Task:
Report the count of lines where the string "жительства" appears, and nothing else.

[Dataset entries]
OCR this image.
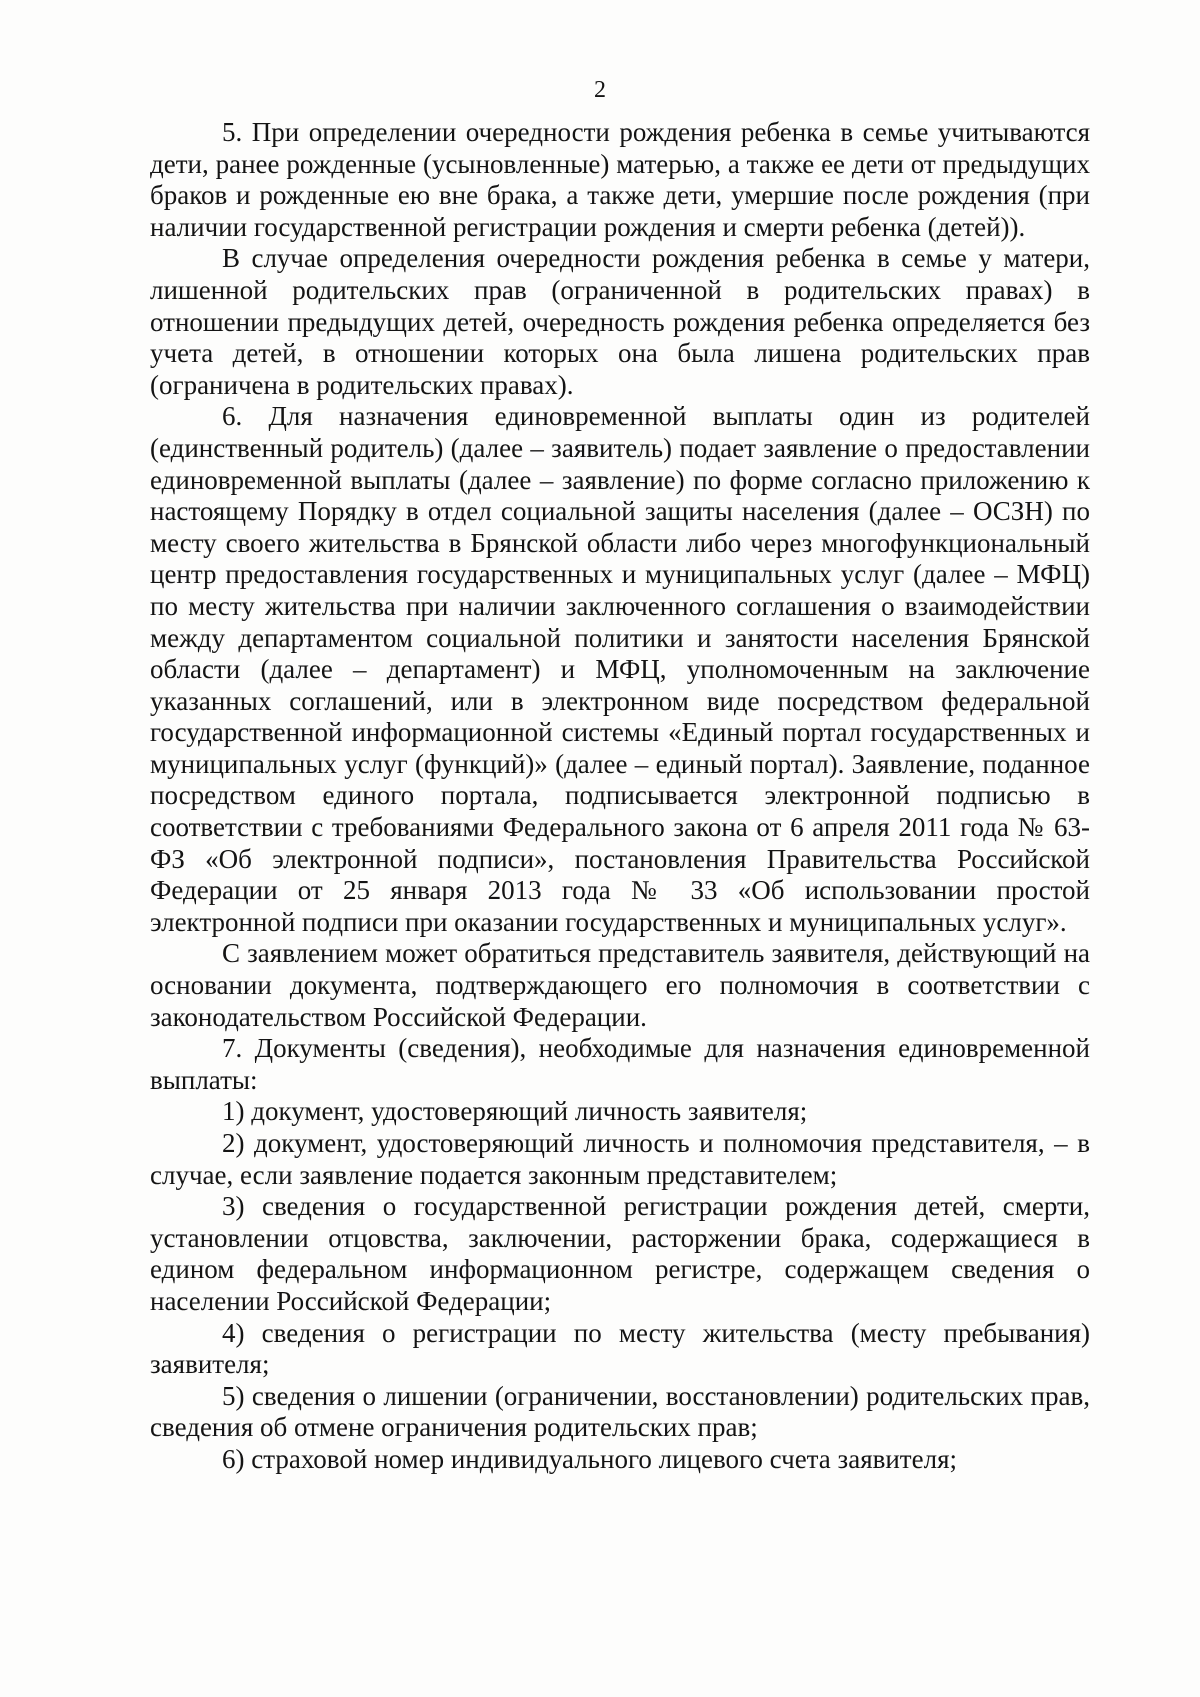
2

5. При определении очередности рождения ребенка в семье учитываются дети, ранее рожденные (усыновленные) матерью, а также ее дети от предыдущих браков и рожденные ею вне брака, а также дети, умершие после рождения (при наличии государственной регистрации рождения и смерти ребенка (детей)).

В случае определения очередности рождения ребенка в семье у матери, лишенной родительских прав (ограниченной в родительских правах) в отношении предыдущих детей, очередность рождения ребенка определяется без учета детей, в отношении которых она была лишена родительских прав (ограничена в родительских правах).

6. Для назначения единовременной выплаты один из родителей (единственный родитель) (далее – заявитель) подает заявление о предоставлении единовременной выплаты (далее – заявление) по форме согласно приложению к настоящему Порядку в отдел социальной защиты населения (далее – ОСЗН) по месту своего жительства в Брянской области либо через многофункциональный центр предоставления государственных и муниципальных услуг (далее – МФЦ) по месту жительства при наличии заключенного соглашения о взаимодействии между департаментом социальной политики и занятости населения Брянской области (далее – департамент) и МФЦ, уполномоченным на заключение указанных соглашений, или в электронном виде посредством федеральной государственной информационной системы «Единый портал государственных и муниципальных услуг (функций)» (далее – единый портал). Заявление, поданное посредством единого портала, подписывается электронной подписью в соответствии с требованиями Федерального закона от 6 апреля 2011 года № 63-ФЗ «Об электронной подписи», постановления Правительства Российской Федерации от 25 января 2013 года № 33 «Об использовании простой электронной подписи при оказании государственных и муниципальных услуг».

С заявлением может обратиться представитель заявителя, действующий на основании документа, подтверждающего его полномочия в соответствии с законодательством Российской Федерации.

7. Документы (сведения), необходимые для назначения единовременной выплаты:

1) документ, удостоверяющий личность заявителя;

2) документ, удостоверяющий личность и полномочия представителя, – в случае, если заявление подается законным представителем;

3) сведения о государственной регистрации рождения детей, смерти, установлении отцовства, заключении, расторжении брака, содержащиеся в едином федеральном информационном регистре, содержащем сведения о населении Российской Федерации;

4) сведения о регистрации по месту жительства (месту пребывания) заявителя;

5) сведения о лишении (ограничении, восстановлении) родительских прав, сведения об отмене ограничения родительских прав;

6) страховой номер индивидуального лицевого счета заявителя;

==

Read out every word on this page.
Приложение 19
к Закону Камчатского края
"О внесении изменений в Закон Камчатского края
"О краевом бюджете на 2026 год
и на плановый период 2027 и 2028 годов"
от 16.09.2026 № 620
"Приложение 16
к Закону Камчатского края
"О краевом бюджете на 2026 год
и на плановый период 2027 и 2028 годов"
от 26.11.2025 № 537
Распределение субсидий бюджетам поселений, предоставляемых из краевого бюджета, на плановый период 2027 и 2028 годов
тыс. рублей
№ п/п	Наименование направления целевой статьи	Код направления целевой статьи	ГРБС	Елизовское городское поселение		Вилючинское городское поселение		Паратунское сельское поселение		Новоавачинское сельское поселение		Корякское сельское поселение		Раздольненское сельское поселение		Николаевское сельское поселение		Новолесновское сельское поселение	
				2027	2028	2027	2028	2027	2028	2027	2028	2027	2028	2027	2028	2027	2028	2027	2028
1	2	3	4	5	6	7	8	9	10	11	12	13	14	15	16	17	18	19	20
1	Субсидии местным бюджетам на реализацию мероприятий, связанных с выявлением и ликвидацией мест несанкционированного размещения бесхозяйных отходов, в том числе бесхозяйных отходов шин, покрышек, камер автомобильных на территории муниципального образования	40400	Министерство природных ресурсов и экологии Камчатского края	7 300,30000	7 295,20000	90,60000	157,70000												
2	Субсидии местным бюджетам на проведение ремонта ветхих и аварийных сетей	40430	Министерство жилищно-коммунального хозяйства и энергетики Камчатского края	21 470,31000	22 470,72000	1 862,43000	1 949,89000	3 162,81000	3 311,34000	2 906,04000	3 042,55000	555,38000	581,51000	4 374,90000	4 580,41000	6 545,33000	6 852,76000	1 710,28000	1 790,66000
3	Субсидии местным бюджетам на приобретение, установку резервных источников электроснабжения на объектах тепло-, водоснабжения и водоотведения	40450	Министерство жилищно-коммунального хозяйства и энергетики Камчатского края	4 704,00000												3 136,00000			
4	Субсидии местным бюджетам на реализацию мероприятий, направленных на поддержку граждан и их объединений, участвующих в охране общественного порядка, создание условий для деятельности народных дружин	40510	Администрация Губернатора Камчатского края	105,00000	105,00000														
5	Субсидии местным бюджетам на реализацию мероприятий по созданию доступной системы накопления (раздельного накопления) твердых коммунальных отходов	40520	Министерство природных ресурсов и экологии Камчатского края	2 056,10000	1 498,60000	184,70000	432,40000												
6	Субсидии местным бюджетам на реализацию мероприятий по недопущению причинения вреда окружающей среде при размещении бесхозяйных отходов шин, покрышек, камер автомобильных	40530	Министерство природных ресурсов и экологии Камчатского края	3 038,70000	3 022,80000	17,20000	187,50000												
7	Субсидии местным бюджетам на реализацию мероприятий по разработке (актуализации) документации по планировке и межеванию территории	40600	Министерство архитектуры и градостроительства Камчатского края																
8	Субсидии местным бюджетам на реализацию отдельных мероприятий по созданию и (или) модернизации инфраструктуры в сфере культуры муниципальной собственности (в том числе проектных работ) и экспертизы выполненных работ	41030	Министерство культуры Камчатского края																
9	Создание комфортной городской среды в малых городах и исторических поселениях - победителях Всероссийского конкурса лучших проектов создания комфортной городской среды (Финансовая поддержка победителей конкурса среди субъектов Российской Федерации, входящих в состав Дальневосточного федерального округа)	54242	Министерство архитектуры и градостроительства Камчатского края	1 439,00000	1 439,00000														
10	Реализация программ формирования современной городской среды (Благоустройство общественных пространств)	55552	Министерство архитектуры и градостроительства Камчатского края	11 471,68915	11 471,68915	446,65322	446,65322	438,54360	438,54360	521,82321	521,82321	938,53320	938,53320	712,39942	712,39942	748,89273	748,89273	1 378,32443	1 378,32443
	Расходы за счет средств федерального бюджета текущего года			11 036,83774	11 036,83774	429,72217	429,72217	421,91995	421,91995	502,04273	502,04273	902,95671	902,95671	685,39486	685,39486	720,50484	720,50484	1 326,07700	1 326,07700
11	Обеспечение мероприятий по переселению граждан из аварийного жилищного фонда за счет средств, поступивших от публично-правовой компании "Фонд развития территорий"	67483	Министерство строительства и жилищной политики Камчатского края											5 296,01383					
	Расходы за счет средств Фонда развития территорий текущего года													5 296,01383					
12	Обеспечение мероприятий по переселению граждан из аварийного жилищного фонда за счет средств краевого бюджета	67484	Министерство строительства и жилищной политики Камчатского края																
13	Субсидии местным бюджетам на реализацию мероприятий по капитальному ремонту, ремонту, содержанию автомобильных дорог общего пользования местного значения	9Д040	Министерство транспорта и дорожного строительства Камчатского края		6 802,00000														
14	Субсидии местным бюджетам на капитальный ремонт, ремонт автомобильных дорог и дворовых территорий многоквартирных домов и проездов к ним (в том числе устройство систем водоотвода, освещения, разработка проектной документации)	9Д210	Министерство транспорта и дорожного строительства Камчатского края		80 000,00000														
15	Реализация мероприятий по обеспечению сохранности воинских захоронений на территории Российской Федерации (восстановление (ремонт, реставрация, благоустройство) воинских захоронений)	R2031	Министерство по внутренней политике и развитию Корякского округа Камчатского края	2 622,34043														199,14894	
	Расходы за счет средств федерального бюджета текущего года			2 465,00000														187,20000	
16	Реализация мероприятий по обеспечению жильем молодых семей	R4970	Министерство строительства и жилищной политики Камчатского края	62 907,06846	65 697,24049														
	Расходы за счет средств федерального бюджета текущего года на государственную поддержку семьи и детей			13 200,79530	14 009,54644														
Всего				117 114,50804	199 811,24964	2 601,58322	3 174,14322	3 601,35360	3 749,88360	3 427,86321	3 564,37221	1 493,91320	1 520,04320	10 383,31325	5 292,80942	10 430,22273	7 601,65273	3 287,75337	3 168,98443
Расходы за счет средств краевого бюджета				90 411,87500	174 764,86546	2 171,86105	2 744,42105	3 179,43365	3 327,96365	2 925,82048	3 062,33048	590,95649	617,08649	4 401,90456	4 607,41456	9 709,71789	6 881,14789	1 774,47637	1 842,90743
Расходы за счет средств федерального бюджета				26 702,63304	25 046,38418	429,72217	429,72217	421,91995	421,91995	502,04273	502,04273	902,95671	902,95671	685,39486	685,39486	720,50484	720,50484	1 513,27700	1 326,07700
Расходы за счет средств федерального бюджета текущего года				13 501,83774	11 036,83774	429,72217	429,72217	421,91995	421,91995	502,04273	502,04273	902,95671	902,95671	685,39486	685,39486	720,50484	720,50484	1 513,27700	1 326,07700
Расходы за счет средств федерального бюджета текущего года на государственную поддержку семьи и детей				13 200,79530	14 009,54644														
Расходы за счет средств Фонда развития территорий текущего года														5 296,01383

---

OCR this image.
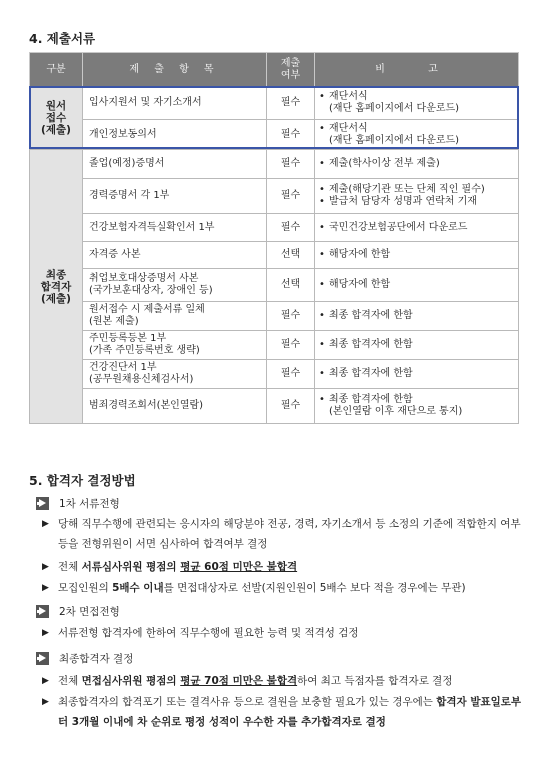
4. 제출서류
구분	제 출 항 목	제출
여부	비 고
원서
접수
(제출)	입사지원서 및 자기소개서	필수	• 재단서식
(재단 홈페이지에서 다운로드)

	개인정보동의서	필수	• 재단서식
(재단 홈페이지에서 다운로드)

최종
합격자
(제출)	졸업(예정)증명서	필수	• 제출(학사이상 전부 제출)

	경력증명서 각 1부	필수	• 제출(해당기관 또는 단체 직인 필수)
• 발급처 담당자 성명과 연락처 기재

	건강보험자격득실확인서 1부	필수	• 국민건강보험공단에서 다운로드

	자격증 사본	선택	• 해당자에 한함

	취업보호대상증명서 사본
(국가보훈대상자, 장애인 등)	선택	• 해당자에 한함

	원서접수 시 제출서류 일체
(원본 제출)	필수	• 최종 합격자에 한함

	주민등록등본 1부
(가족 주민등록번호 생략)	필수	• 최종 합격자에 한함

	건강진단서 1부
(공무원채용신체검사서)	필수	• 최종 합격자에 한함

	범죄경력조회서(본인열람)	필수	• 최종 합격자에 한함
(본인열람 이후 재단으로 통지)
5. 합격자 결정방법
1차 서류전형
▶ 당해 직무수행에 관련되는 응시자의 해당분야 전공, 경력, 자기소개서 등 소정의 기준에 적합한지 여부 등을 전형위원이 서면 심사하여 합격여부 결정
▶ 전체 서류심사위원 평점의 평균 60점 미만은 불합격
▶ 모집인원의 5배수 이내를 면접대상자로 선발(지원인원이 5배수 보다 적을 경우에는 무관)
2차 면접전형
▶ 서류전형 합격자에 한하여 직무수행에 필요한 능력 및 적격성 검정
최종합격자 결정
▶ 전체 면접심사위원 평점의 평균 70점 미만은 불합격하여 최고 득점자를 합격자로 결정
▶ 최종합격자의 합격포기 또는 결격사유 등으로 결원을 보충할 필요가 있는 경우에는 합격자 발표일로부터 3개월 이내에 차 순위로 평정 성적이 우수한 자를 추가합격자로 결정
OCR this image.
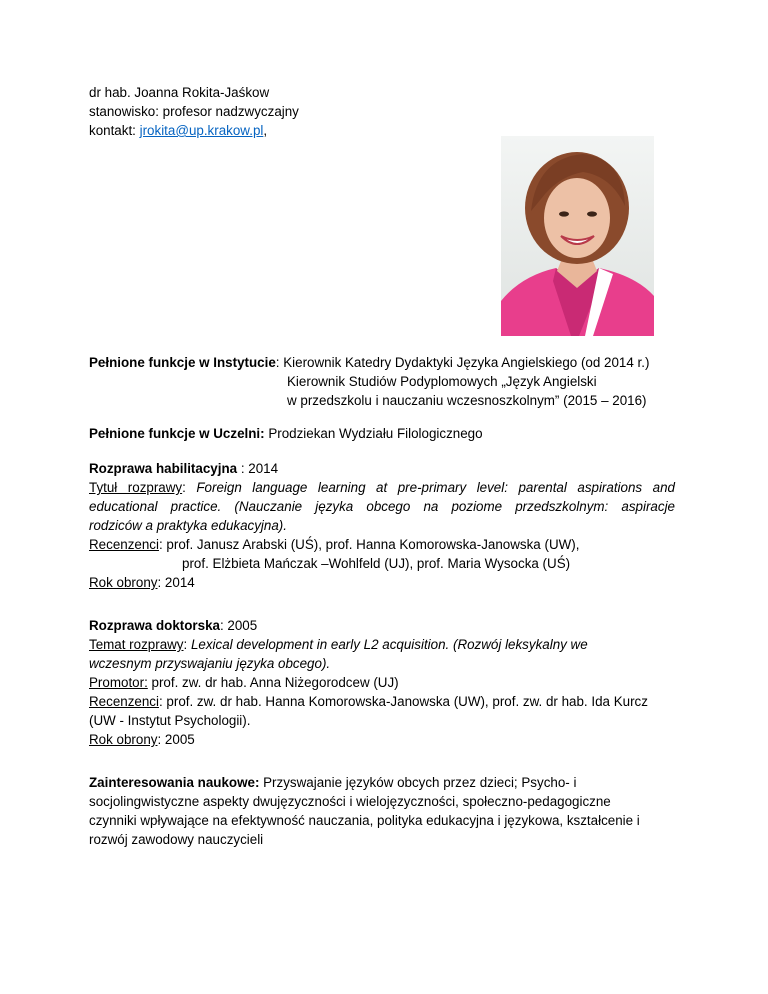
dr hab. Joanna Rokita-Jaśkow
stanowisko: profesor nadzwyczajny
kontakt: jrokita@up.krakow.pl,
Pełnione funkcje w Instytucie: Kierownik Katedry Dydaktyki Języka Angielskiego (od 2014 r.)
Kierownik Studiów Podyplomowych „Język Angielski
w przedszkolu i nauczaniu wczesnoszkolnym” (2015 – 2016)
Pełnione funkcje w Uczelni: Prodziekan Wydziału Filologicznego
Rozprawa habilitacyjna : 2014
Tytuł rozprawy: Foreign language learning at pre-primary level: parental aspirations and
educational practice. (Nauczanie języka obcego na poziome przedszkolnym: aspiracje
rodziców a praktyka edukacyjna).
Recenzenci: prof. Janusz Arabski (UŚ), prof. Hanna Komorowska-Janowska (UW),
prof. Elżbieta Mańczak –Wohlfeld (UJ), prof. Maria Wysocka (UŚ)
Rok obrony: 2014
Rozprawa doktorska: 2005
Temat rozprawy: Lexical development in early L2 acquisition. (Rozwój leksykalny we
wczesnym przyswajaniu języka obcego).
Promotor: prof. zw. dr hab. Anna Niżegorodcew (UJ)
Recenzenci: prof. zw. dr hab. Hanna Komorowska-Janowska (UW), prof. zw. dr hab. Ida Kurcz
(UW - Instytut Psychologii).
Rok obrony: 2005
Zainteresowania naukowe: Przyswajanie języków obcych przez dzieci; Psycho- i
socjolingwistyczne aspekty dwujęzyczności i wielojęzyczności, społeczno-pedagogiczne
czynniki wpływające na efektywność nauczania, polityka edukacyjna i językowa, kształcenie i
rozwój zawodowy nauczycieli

Exercise answer:
2